[Data records]
** BEGIN **

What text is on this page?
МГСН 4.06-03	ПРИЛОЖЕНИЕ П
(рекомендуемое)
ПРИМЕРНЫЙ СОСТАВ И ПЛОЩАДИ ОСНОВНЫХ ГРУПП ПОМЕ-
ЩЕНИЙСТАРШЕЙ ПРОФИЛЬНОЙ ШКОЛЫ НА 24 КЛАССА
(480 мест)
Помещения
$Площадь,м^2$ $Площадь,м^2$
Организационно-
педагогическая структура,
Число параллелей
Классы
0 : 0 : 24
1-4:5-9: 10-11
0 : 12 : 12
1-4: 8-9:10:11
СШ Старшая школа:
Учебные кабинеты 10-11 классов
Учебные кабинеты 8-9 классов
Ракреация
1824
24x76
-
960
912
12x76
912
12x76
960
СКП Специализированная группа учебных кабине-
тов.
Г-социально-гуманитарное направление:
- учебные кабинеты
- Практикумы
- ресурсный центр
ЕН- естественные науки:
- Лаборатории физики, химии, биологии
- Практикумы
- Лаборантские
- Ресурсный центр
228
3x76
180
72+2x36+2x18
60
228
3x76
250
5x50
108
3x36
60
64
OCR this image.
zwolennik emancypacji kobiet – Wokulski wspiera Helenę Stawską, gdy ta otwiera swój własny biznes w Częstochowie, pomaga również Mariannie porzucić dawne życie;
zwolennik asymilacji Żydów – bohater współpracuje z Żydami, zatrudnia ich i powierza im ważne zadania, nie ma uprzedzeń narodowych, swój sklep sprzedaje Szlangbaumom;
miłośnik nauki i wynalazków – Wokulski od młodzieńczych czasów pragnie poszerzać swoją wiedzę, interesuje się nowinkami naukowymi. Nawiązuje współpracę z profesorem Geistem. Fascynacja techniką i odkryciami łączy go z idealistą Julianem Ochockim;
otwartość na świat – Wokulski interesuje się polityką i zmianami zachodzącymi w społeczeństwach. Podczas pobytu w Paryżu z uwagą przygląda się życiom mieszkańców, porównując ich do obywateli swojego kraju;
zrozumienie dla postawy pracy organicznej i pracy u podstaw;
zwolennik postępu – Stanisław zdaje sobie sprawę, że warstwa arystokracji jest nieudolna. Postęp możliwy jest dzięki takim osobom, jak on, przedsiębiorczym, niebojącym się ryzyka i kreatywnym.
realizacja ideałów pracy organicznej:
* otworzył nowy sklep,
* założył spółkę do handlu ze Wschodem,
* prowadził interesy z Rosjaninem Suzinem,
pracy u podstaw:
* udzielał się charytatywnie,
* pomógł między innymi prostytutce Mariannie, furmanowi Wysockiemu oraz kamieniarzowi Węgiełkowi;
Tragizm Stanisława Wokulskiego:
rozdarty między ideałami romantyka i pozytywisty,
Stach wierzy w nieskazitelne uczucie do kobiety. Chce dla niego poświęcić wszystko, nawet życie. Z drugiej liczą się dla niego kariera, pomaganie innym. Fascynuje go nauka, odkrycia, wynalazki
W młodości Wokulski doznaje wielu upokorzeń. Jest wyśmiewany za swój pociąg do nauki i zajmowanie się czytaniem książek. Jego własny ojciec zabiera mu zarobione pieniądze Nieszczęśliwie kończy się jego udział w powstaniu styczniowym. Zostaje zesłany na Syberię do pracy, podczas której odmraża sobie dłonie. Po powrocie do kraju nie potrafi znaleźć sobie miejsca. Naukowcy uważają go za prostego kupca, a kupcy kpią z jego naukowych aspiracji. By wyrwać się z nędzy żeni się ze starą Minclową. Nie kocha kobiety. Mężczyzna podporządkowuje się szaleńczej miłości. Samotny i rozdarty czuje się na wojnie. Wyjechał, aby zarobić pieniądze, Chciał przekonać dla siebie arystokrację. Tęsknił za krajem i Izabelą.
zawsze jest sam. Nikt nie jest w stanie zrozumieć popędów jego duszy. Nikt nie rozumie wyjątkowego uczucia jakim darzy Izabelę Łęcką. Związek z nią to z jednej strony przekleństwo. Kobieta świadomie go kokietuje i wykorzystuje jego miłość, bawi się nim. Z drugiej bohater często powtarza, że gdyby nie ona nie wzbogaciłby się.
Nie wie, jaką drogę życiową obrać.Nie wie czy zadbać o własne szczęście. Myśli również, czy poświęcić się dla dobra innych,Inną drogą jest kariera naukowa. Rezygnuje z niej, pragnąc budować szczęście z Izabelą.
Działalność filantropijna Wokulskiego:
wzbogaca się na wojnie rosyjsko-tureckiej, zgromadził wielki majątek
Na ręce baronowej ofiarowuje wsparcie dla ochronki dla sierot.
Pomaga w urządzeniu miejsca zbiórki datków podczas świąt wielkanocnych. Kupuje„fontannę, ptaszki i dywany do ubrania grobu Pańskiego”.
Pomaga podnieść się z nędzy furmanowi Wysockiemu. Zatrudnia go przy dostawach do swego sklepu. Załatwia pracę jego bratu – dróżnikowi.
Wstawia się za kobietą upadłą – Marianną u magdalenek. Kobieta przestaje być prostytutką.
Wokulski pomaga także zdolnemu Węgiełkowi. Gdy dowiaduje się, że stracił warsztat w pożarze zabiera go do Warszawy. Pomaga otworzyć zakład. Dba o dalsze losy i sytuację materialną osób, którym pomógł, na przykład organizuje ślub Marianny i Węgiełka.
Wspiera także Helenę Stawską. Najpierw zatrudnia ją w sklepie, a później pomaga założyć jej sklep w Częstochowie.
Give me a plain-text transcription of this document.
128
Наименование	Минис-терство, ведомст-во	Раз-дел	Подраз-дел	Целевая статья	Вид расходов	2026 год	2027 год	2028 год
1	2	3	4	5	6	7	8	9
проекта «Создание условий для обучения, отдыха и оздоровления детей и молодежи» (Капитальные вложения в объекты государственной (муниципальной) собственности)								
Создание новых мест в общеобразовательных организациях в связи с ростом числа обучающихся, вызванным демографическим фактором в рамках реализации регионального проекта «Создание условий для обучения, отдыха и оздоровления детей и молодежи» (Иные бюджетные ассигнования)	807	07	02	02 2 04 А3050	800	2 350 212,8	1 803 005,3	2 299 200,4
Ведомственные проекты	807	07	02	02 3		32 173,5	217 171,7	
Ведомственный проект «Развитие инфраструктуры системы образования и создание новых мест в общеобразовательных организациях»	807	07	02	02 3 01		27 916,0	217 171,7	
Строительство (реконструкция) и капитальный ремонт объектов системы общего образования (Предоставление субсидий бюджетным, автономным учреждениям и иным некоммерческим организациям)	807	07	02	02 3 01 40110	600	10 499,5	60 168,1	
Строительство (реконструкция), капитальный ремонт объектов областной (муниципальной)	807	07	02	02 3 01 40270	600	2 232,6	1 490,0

** END **

__Problem statement__
Of the lines in the records, how many contain the word "kariera"? Answer with the number and nothing else.

__Solution to the exercise__
2